+++ Data for the task +++
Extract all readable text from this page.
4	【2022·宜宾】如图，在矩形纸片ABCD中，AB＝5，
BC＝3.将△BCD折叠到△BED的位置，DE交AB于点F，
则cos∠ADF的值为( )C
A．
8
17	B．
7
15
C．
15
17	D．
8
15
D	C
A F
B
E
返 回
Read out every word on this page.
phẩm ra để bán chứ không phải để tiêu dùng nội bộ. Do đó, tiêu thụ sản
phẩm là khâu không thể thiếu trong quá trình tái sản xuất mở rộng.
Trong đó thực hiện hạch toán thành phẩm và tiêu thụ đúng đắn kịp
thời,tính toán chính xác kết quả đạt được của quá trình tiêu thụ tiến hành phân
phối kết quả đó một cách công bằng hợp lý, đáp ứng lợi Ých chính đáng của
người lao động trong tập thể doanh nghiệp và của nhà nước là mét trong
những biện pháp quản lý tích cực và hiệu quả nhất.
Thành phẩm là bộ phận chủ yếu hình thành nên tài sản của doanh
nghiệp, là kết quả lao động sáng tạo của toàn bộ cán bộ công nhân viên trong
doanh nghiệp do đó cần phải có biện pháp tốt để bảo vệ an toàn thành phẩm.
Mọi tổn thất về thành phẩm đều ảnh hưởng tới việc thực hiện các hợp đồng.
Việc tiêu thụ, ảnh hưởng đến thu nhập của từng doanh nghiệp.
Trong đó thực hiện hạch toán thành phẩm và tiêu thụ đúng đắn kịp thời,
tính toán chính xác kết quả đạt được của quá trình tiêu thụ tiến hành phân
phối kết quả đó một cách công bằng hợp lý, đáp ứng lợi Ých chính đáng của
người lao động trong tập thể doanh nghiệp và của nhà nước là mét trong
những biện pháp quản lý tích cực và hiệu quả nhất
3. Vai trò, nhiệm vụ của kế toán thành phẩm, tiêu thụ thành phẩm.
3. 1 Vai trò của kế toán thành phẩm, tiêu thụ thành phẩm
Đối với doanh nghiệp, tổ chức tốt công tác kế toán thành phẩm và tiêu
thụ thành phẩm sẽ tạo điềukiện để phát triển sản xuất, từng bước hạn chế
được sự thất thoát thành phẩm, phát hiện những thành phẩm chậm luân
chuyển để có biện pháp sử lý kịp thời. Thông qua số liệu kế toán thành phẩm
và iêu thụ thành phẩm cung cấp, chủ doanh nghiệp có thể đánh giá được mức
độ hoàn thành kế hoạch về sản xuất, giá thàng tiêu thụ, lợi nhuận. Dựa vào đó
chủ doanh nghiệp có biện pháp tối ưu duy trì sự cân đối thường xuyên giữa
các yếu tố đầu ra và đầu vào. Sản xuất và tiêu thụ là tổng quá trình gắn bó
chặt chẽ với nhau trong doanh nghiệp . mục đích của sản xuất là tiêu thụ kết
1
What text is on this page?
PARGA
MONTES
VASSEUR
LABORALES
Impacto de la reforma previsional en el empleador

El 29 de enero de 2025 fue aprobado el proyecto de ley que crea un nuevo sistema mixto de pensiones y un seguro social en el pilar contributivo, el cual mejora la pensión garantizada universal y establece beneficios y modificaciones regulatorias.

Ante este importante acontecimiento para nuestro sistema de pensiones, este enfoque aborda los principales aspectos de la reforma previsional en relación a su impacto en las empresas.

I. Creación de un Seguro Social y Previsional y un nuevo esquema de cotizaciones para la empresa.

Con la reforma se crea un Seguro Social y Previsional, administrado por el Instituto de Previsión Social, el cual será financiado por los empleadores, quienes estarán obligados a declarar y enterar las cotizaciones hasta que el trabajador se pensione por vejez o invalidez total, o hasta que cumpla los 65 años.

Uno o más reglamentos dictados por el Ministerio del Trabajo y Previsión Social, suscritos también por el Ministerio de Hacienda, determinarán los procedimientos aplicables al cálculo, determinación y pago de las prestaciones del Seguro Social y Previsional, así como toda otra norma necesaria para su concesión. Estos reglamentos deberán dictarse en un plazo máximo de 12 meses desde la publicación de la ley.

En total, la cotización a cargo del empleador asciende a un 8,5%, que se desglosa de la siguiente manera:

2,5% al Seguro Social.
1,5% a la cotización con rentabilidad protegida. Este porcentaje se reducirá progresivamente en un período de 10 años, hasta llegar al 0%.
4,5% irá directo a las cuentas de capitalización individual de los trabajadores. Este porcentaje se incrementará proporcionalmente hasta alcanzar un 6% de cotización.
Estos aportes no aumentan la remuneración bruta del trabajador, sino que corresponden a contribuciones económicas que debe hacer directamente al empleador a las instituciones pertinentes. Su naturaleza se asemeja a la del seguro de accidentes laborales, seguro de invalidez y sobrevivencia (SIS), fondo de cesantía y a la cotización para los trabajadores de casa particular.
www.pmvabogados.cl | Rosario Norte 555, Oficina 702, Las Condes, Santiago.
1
+++
*Written instruction*.
Scan the entries above. Copy each line that has the string "đúng".

*Result for this exercise*.
Trong đó thực hiện hạch toán thành phẩm và tiêu thụ đúng đắn kịp
Trong đó thực hiện hạch toán thành phẩm và tiêu thụ đúng đắn kịp thời,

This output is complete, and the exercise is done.